### Data extracted from a collection
"""

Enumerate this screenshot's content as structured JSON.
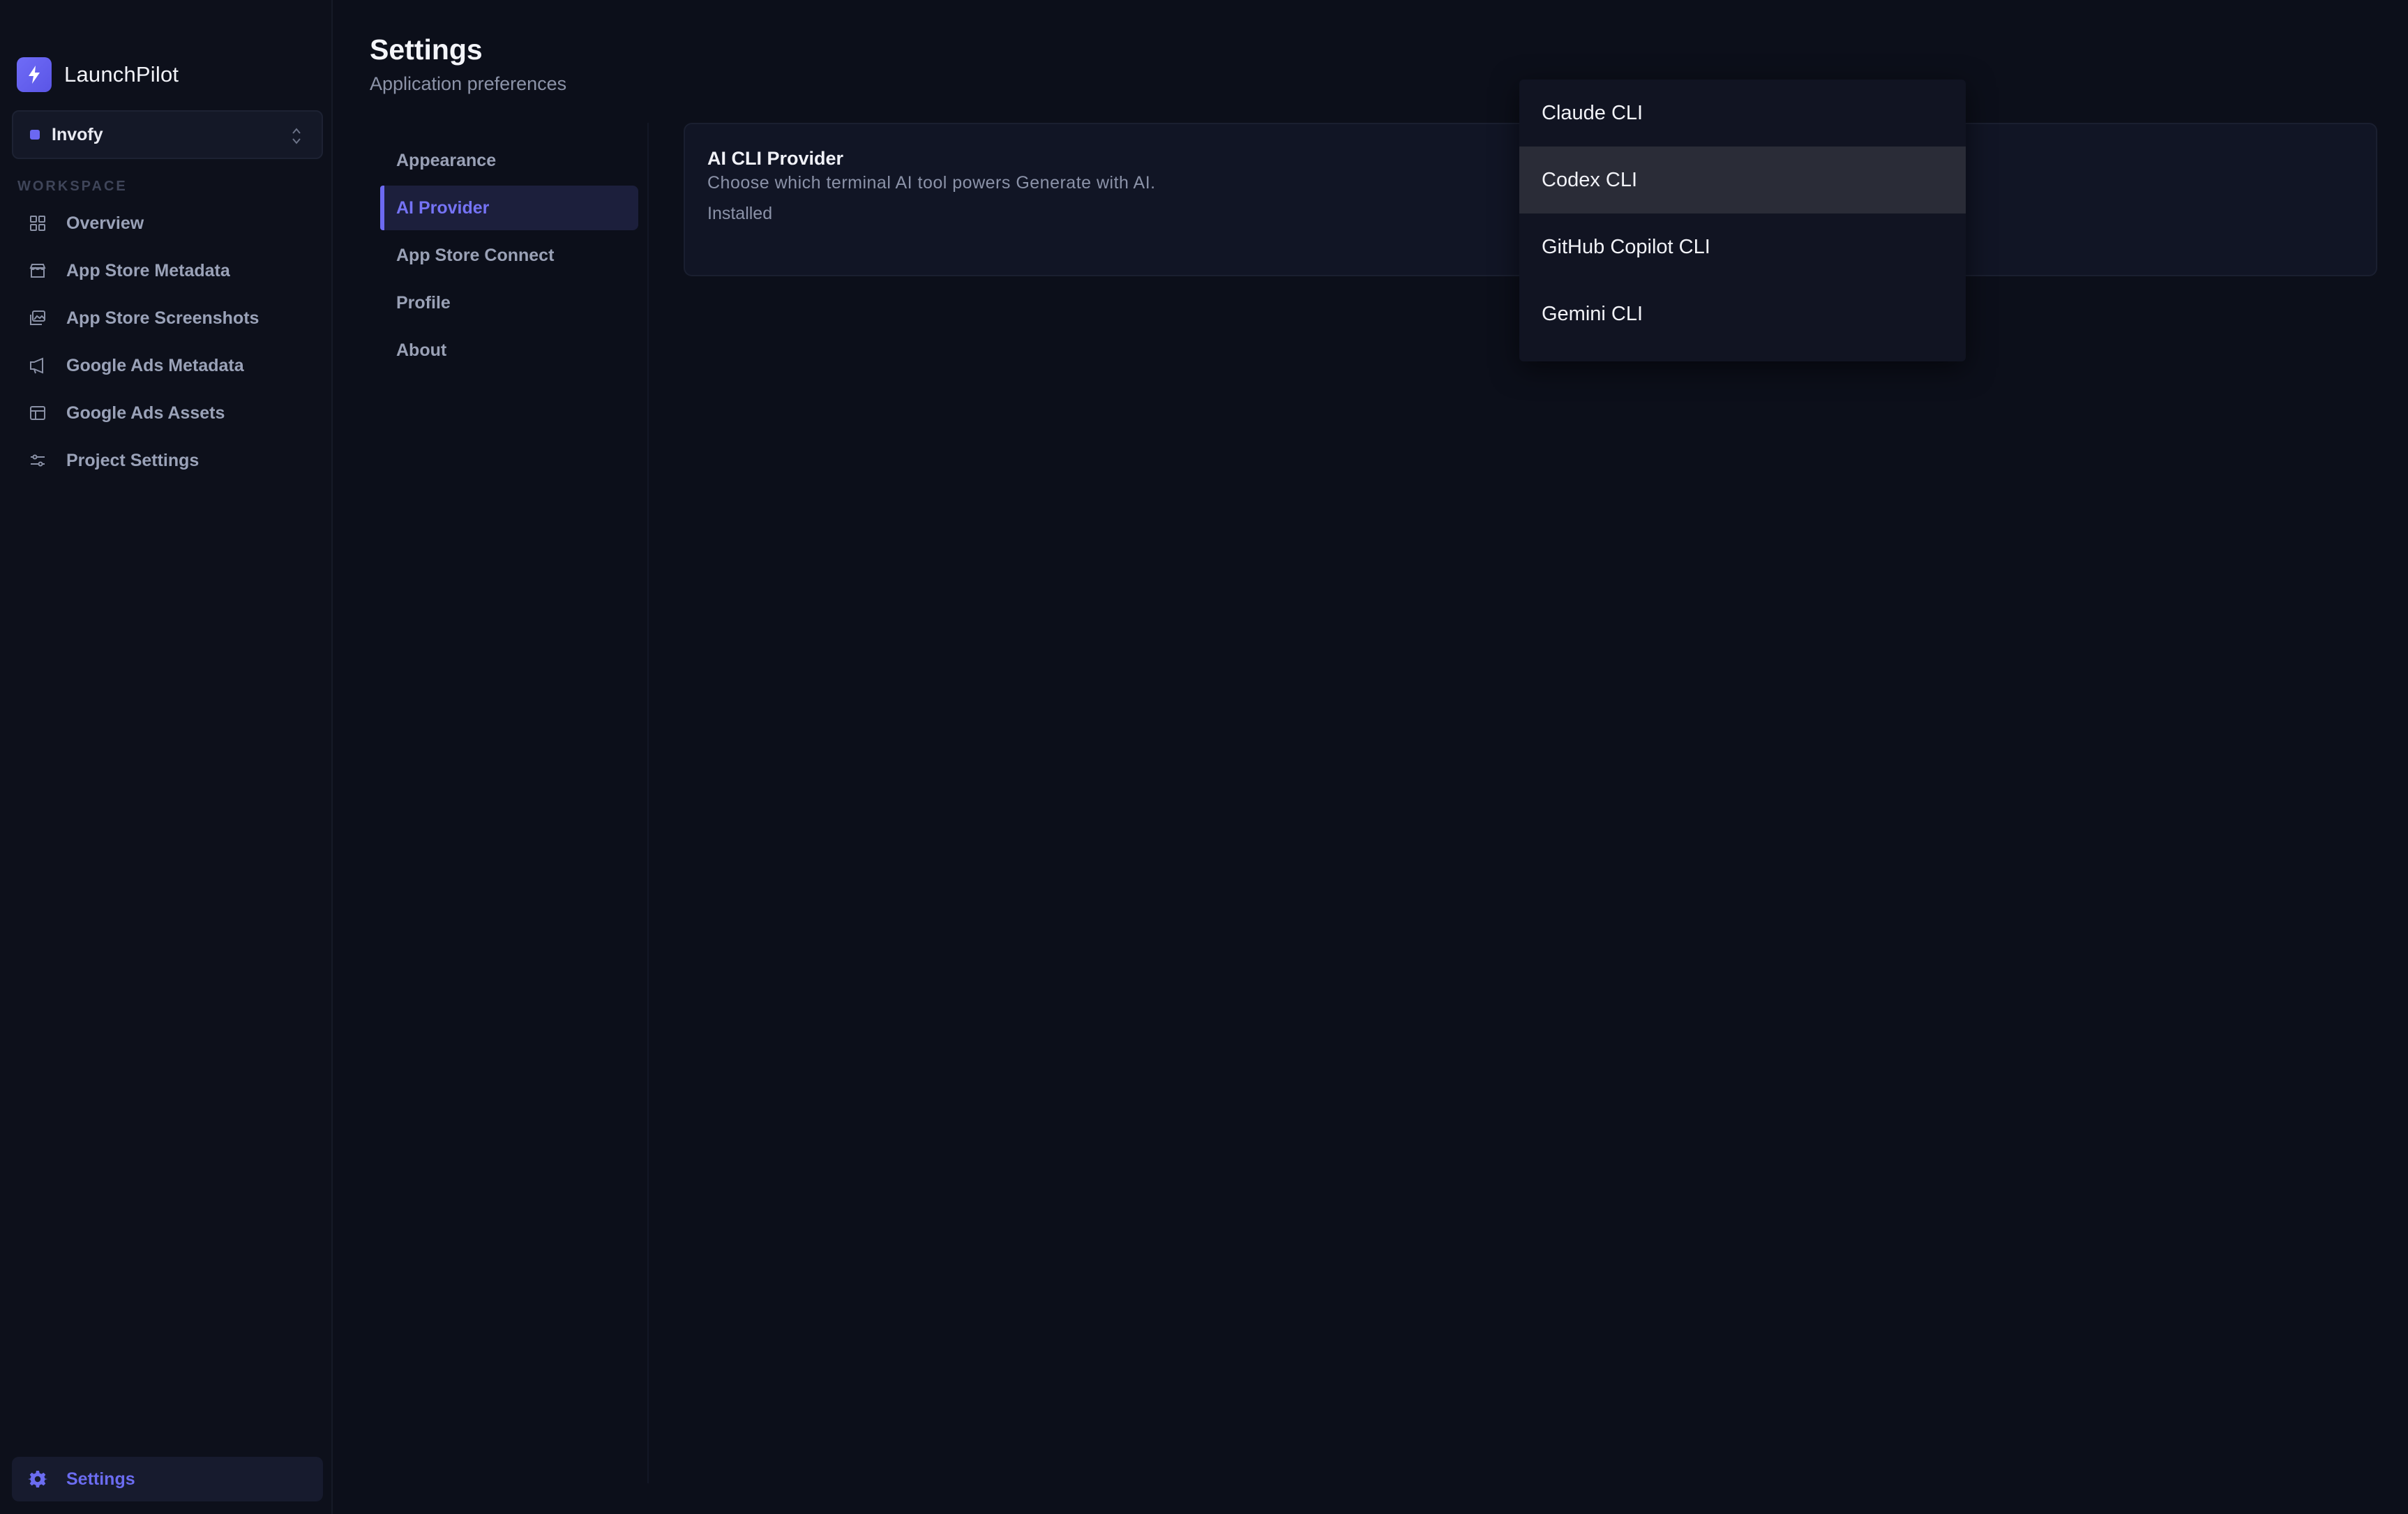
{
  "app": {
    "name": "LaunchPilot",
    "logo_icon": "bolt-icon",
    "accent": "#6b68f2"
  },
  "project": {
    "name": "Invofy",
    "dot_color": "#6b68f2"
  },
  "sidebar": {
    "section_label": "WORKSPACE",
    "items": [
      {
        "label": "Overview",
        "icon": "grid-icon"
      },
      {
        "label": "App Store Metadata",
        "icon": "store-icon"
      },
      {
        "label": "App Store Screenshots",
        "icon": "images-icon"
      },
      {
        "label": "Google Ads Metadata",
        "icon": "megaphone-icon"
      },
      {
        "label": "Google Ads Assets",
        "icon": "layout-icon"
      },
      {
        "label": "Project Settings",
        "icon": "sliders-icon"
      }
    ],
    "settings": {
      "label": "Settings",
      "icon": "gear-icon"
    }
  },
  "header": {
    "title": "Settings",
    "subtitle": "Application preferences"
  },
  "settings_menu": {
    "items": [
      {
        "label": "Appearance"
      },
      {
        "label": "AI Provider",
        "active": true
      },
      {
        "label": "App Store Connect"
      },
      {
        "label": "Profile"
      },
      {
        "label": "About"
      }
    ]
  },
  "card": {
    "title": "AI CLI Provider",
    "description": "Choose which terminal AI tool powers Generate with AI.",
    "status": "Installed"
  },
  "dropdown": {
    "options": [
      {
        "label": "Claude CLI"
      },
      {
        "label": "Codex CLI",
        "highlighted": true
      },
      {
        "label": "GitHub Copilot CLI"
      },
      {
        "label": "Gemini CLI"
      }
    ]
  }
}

"""
"""

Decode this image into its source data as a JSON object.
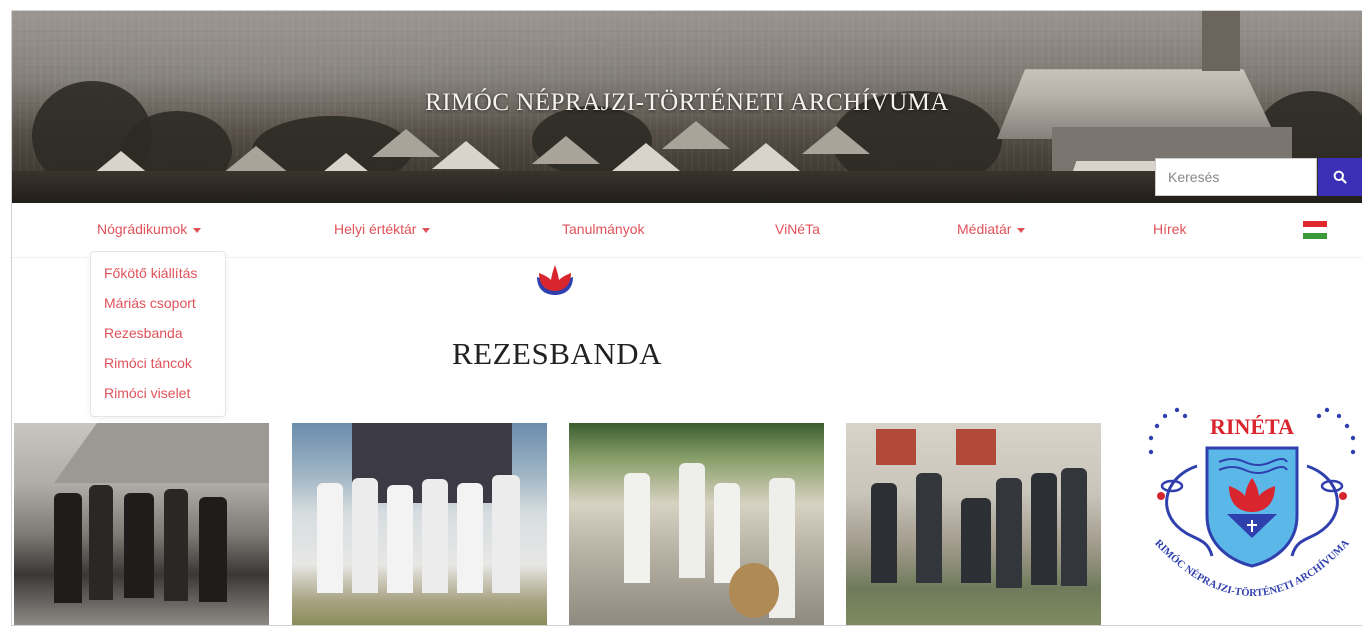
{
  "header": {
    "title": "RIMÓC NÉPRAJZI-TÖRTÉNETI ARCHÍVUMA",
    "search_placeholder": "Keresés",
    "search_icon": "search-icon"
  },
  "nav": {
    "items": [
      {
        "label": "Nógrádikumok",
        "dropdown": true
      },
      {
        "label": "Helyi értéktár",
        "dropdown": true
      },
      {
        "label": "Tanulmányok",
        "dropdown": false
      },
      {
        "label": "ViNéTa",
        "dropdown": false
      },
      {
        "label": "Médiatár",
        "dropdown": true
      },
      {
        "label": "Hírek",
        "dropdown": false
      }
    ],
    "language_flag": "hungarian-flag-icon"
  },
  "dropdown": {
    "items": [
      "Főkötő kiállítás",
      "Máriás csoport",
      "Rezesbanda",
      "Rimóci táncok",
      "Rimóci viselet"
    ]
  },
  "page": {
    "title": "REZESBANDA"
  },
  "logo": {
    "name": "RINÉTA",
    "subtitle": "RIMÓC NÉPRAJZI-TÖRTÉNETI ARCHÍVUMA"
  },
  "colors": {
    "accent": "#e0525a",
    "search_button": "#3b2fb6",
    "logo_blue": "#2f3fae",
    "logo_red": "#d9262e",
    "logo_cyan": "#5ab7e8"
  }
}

"""
"""

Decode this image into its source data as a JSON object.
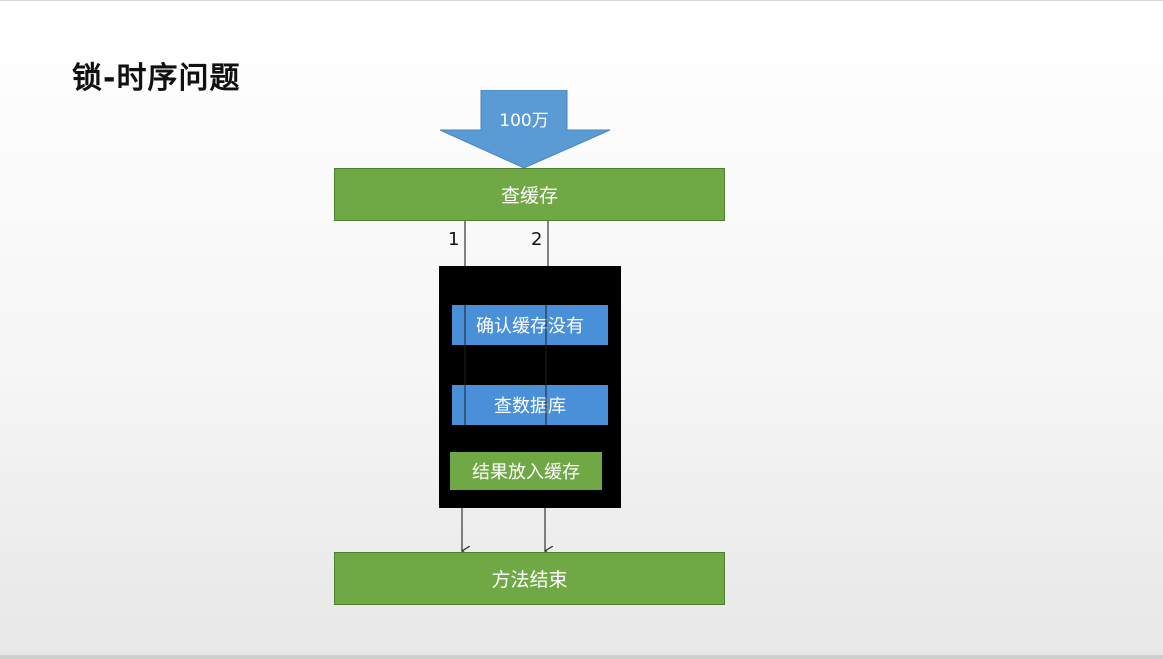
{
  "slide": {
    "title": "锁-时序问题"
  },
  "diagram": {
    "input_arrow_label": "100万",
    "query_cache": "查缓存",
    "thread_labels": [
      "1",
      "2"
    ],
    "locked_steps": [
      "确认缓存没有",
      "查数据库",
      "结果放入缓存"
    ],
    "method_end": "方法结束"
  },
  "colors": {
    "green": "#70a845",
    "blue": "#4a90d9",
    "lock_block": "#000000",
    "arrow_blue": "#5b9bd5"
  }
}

"""

### STATED TASK
Look for the word "Google" and return every line where it occurs.

### FINISHED ANSWER
        "label": "Google Ads Metadata",
        "label": "Google Ads Assets",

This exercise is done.